Aim of the task |
Report each line of the data that includes the word "community".

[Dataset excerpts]
--------

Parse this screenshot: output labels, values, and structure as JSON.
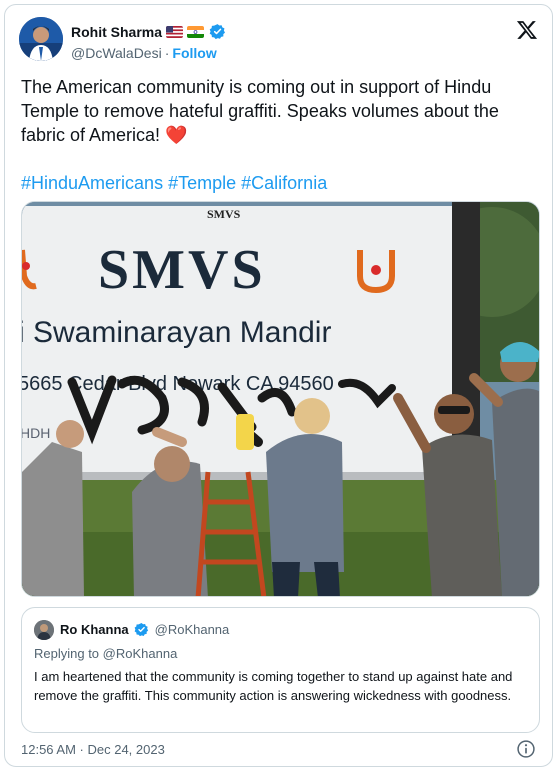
{
  "tweet": {
    "author": {
      "display_name": "Rohit Sharma",
      "flags": [
        "us-flag",
        "india-flag"
      ],
      "verified_icon": "verified-badge-icon",
      "handle": "@DcWalaDesi",
      "separator": "·",
      "follow_label": "Follow"
    },
    "platform_icon": "x-logo-icon",
    "text": "The American community is coming out in support of Hindu Temple to remove hateful graffiti. Speaks volumes about the fabric of America!",
    "emoji": "❤️",
    "hashtags": [
      "#HinduAmericans",
      "#Temple",
      "#California"
    ],
    "media": {
      "sign_top": "SMVS",
      "sign_main": "SMVS",
      "sign_subtitle": "i Swaminarayan Mandir",
      "sign_address": "5665 Cedar Blvd Newark CA 94560",
      "sign_small": "HDH"
    },
    "quote": {
      "display_name": "Ro Khanna",
      "handle": "@RoKhanna",
      "reply_prefix": "Replying to",
      "reply_to": "@RoKhanna",
      "text": "I am heartened that the community is coming together to stand up against hate and remove the graffiti. This community action is answering wickedness with goodness."
    },
    "timestamp": "12:56 AM · Dec 24, 2023",
    "info_icon": "info-icon"
  },
  "colors": {
    "accent": "#1d9bf0",
    "text": "#0f1419",
    "secondary": "#536471",
    "border": "#cfd9de",
    "heart": "#e0245e"
  }
}
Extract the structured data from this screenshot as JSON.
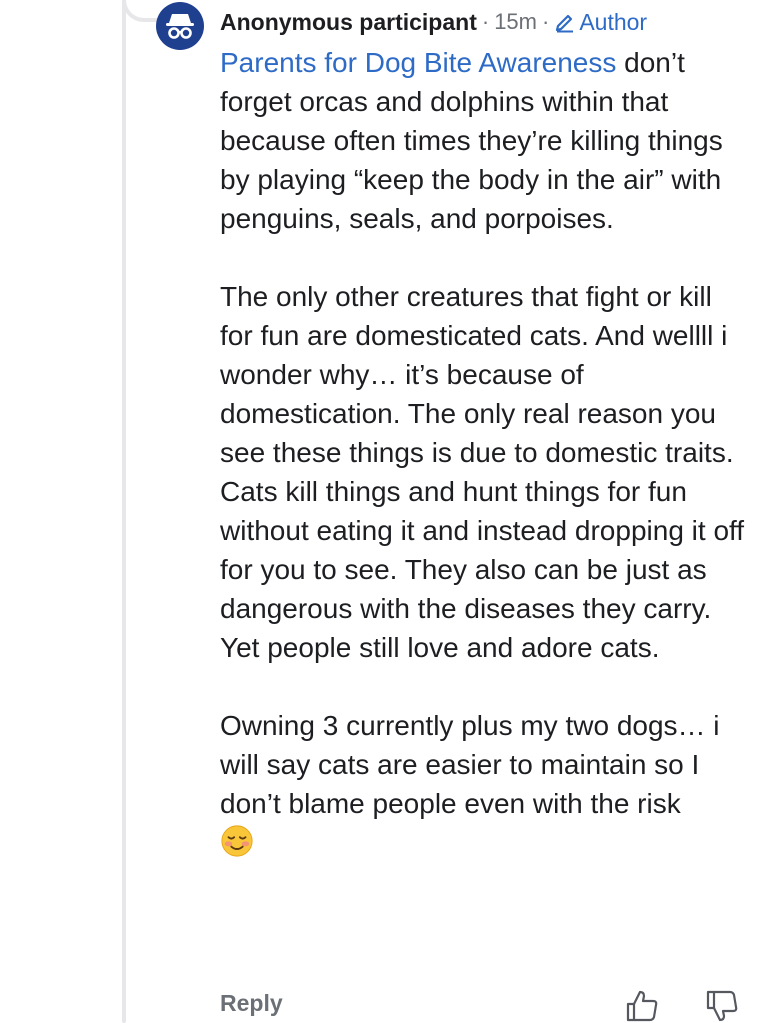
{
  "comment": {
    "author": "Anonymous participant",
    "separator": "·",
    "time": "15m",
    "badge": "Author",
    "mention": "Parents for Dog Bite Awareness",
    "paragraph1_rest": " don’t forget orcas and dolphins within that because often times they’re killing things by playing “keep the body in the air” with penguins, seals, and porpoises.",
    "paragraph2": "The only other creatures that fight or kill for fun are domesticated cats. And wellll i wonder why… it’s because of domestication. The only real reason you see these things is due to domestic traits. Cats kill things and hunt things for fun without eating it and instead dropping it off for you to see. They also can be just as dangerous with the diseases they carry. Yet people still love and adore cats.",
    "paragraph3": "Owning 3 currently plus my two dogs… i will say cats are easier to maintain so I don’t blame people even with the risk",
    "emoji": "smiling-face-with-blush",
    "reply_label": "Reply"
  },
  "colors": {
    "link": "#2e6bc6",
    "avatar_bg": "#1f3f8f",
    "muted": "#6b6f76",
    "thread_line": "#e7e7ea"
  },
  "icons": {
    "avatar": "incognito-icon",
    "badge": "pencil-icon",
    "like": "thumbs-up-icon",
    "dislike": "thumbs-down-icon"
  }
}
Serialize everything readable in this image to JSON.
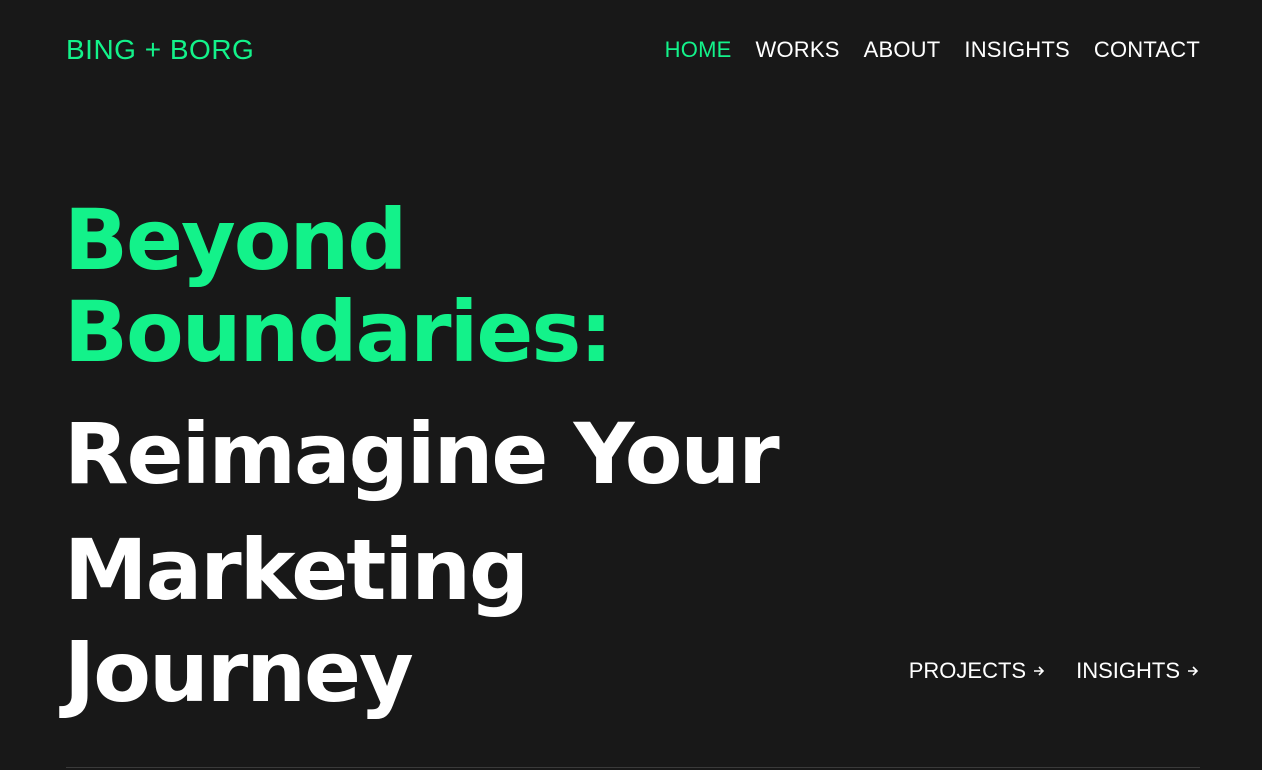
{
  "brand": {
    "logo_text": "BING + BORG"
  },
  "nav": {
    "items": [
      {
        "label": "HOME",
        "active": true
      },
      {
        "label": "WORKS",
        "active": false
      },
      {
        "label": "ABOUT",
        "active": false
      },
      {
        "label": "INSIGHTS",
        "active": false
      },
      {
        "label": "CONTACT",
        "active": false
      }
    ]
  },
  "hero": {
    "headline_accent_line1": "Beyond",
    "headline_accent_line2": "Boundaries:",
    "headline_line3": "Reimagine Your",
    "headline_line4": "Marketing",
    "headline_line5": "Journey"
  },
  "quick_links": {
    "items": [
      {
        "label": "PROJECTS",
        "icon": "arrow-right-icon"
      },
      {
        "label": "INSIGHTS",
        "icon": "arrow-right-icon"
      }
    ]
  },
  "colors": {
    "background": "#181818",
    "accent": "#13f28a",
    "text": "#ffffff"
  }
}
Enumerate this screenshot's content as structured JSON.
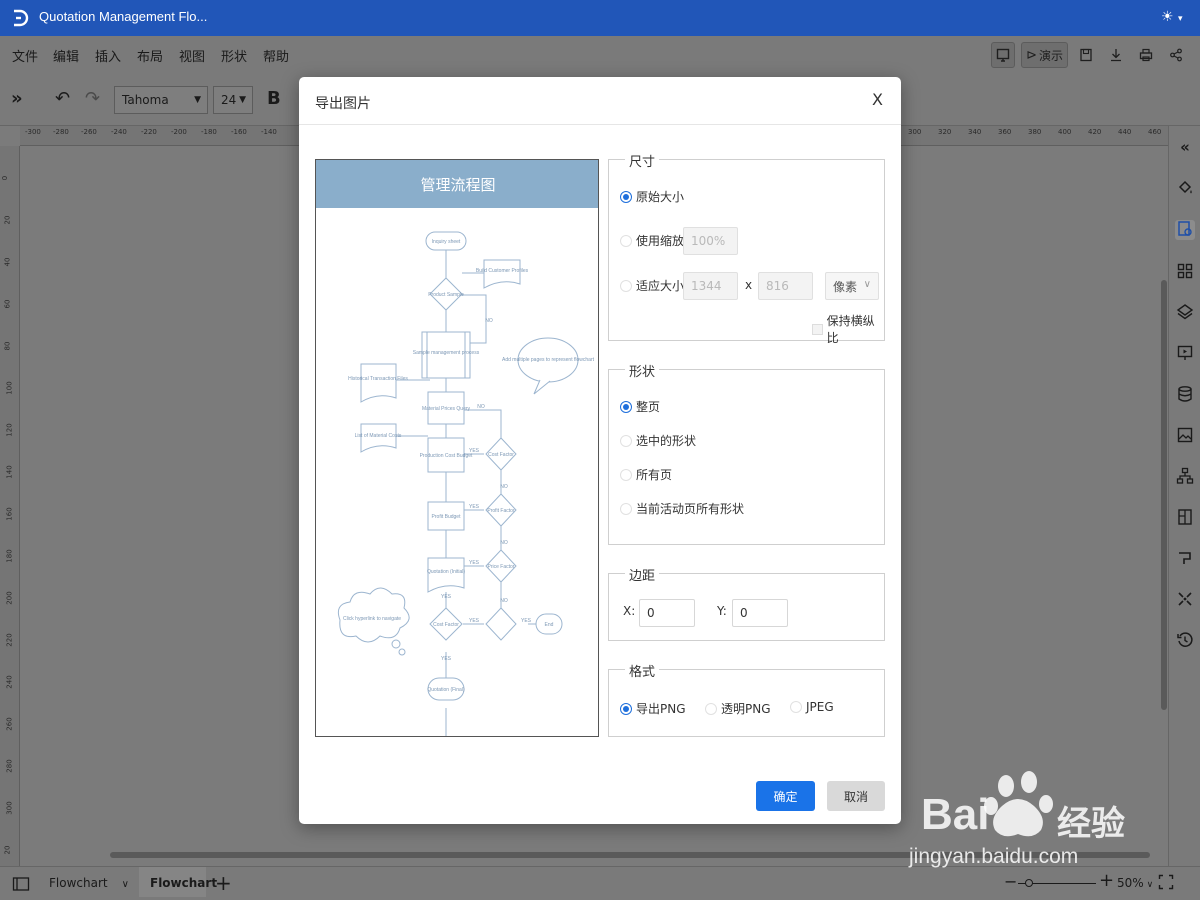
{
  "titlebar": {
    "title": "Quotation Management Flo...",
    "theme_caret": "▾"
  },
  "menu": [
    "文件",
    "编辑",
    "插入",
    "布局",
    "视图",
    "形状",
    "帮助"
  ],
  "topright": {
    "present_label": "演示"
  },
  "toolbar": {
    "font_family": "Tahoma",
    "font_size": "24",
    "bold_label": "B"
  },
  "ruler_top": [
    "-300",
    "-280",
    "-260",
    "-240",
    "-220",
    "-200",
    "-180",
    "-160",
    "-140",
    "300",
    "320",
    "340",
    "360",
    "380",
    "400",
    "420",
    "440",
    "460"
  ],
  "ruler_left": [
    "0",
    "20",
    "40",
    "60",
    "80",
    "100",
    "120",
    "140",
    "160",
    "180",
    "200",
    "220",
    "240",
    "260",
    "280",
    "300",
    "20"
  ],
  "dialog": {
    "title": "导出图片",
    "close": "X",
    "preview": {
      "header": "管理流程图",
      "nodes": [
        "Inquiry sheet",
        "Build Customer Profiles",
        "Product Sample",
        "Sample management process",
        "Add multiple pages to represent flowchart",
        "Historical Transaction Files",
        "Material Prices Query",
        "List of Material Costs",
        "Production Cost Budget",
        "Cost Factor",
        "Profit Budget",
        "Profit Factor",
        "Quotation (Initial)",
        "Price Factor",
        "Click hyperlink to navigate",
        "Cost Factor",
        "End",
        "Quotation (Final)"
      ],
      "labels": {
        "no": "NO",
        "yes": "YES"
      }
    },
    "size": {
      "legend": "尺寸",
      "original": "原始大小",
      "scale": "使用缩放",
      "scale_value": "100%",
      "fit": "适应大小",
      "width": "1344",
      "x": "x",
      "height": "816",
      "unit": "像素",
      "unit_caret": "∨",
      "keep_ratio": "保持横纵比"
    },
    "shape": {
      "legend": "形状",
      "whole_page": "整页",
      "selected": "选中的形状",
      "all_pages": "所有页",
      "current_page": "当前活动页所有形状"
    },
    "margin": {
      "legend": "边距",
      "x_label": "X:",
      "x_value": "0",
      "y_label": "Y:",
      "y_value": "0"
    },
    "format": {
      "legend": "格式",
      "png": "导出PNG",
      "transparent_png": "透明PNG",
      "jpeg": "JPEG"
    },
    "ok": "确定",
    "cancel": "取消"
  },
  "bottombar": {
    "page_select": "Flowchart",
    "page_caret": "∨",
    "page_tab": "Flowchart",
    "zoom": "50%",
    "zoom_caret": "∨"
  },
  "watermark": {
    "brand": "Bai",
    "brand2": "经验",
    "url": "jingyan.baidu.com"
  }
}
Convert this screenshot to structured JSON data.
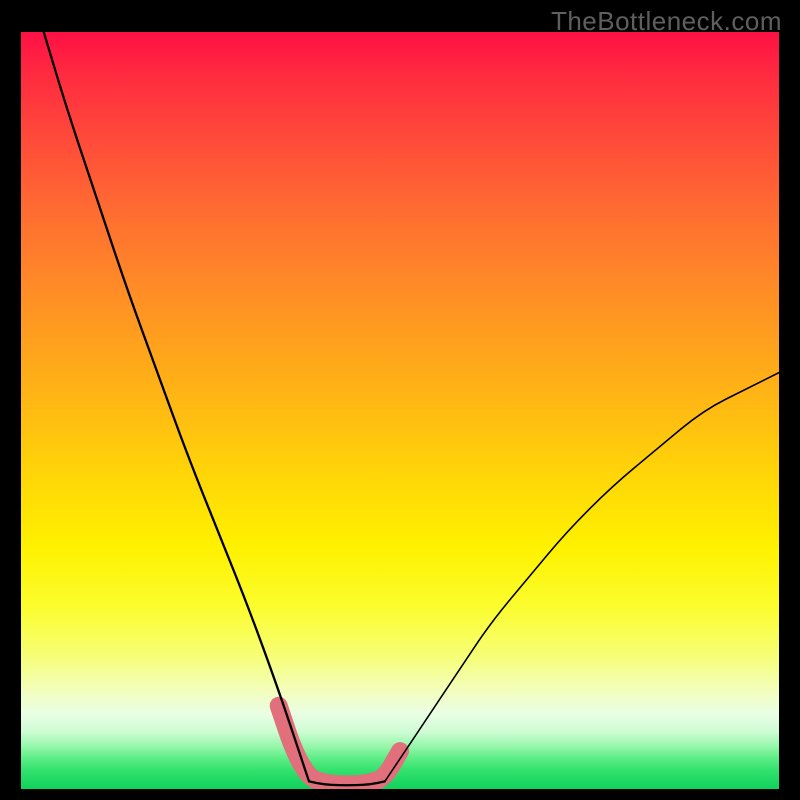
{
  "watermark": "TheBottleneck.com",
  "chart_data": {
    "type": "line",
    "title": "",
    "xlabel": "",
    "ylabel": "",
    "xlim": [
      0,
      100
    ],
    "ylim": [
      0,
      100
    ],
    "grid": false,
    "notes": "V-shaped bottleneck curve over rainbow gradient; reaches minimum (flat bottom) around x 38–48 at y≈1. Left branch from (3,100) down; right branch rises to (100,55). No axis ticks or labels rendered.",
    "series": [
      {
        "name": "curve-left",
        "x": [
          3,
          6,
          10,
          14,
          18,
          22,
          26,
          30,
          34,
          37,
          38
        ],
        "y": [
          100,
          90,
          78,
          66,
          55,
          44,
          34,
          24,
          13,
          4,
          1
        ]
      },
      {
        "name": "flat-bottom",
        "x": [
          38,
          40,
          42,
          44,
          46,
          48
        ],
        "y": [
          1,
          0.6,
          0.5,
          0.5,
          0.6,
          1
        ]
      },
      {
        "name": "curve-right",
        "x": [
          48,
          50,
          54,
          58,
          62,
          67,
          72,
          78,
          84,
          90,
          96,
          100
        ],
        "y": [
          1,
          4,
          10,
          16,
          22,
          28,
          34,
          40,
          45,
          50,
          53,
          55
        ]
      }
    ],
    "highlight": {
      "name": "pink-marker",
      "color": "#e26f7c",
      "x": [
        34,
        36,
        38,
        40,
        42,
        44,
        46,
        48,
        50
      ],
      "y": [
        11,
        5,
        1.5,
        0.8,
        0.6,
        0.6,
        0.8,
        1.5,
        5
      ]
    },
    "gradient_stops": [
      {
        "pos": 0,
        "color": "#ff1045"
      },
      {
        "pos": 0.68,
        "color": "#fff100"
      },
      {
        "pos": 1.0,
        "color": "#12d25c"
      }
    ]
  }
}
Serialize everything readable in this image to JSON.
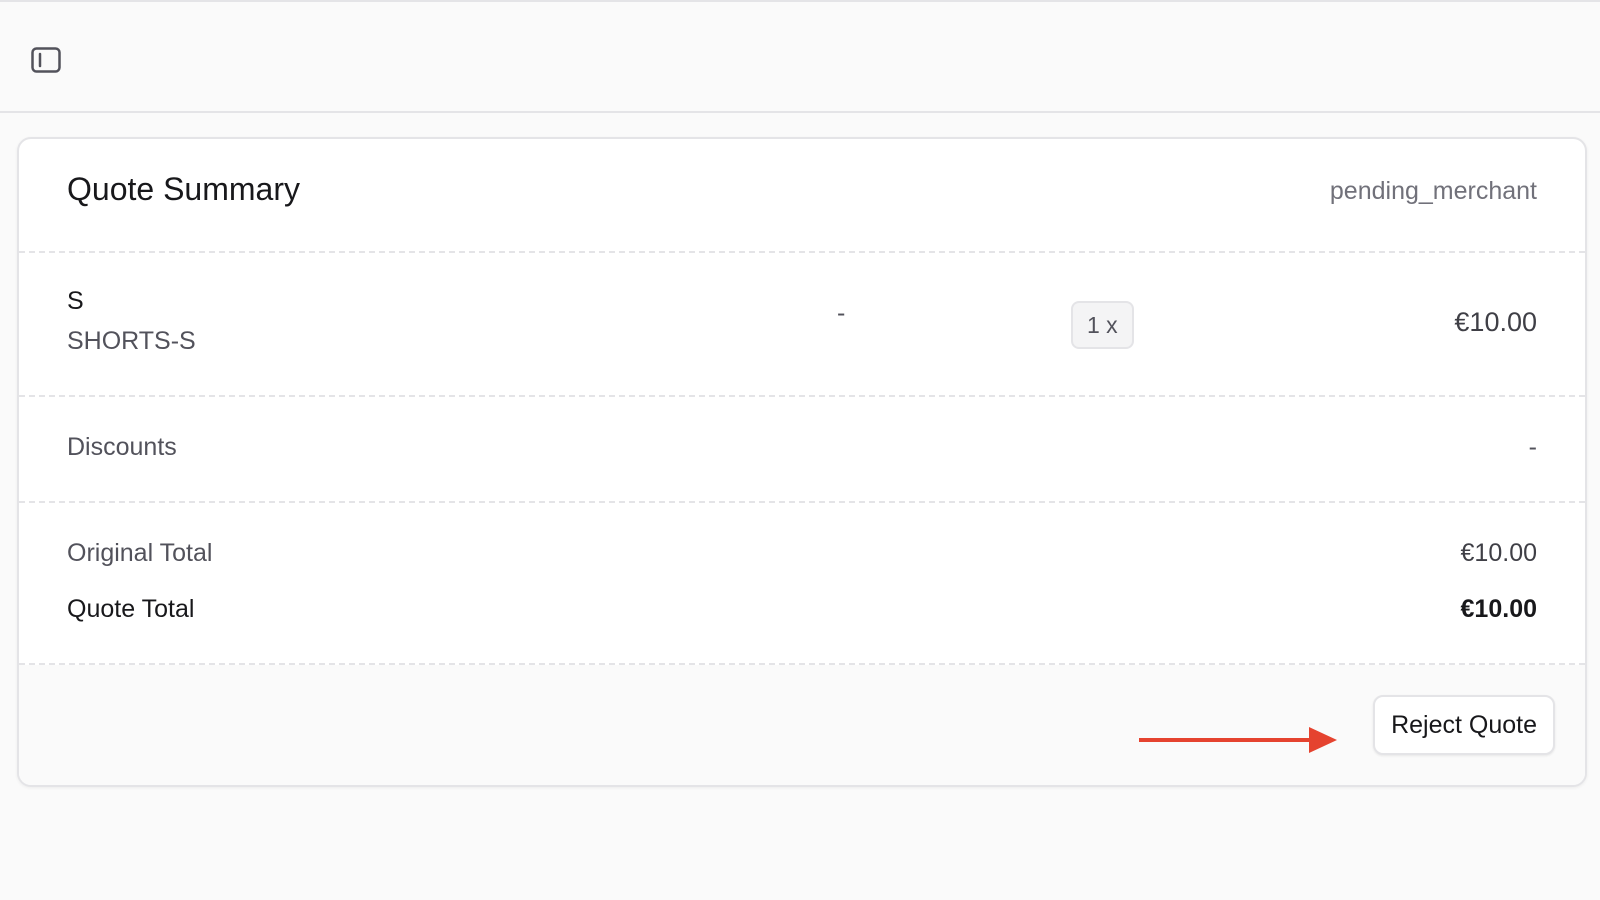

--------

Problem solution |
    "text": "The American community is coming out in support of Hindu Temple to remove hateful graffiti. Speaks volumes about the fabric of America!",
      "text": "I am heartened that the community is coming together to stand up against hate and remove the graffiti. This community action is answering wickedness with goodness."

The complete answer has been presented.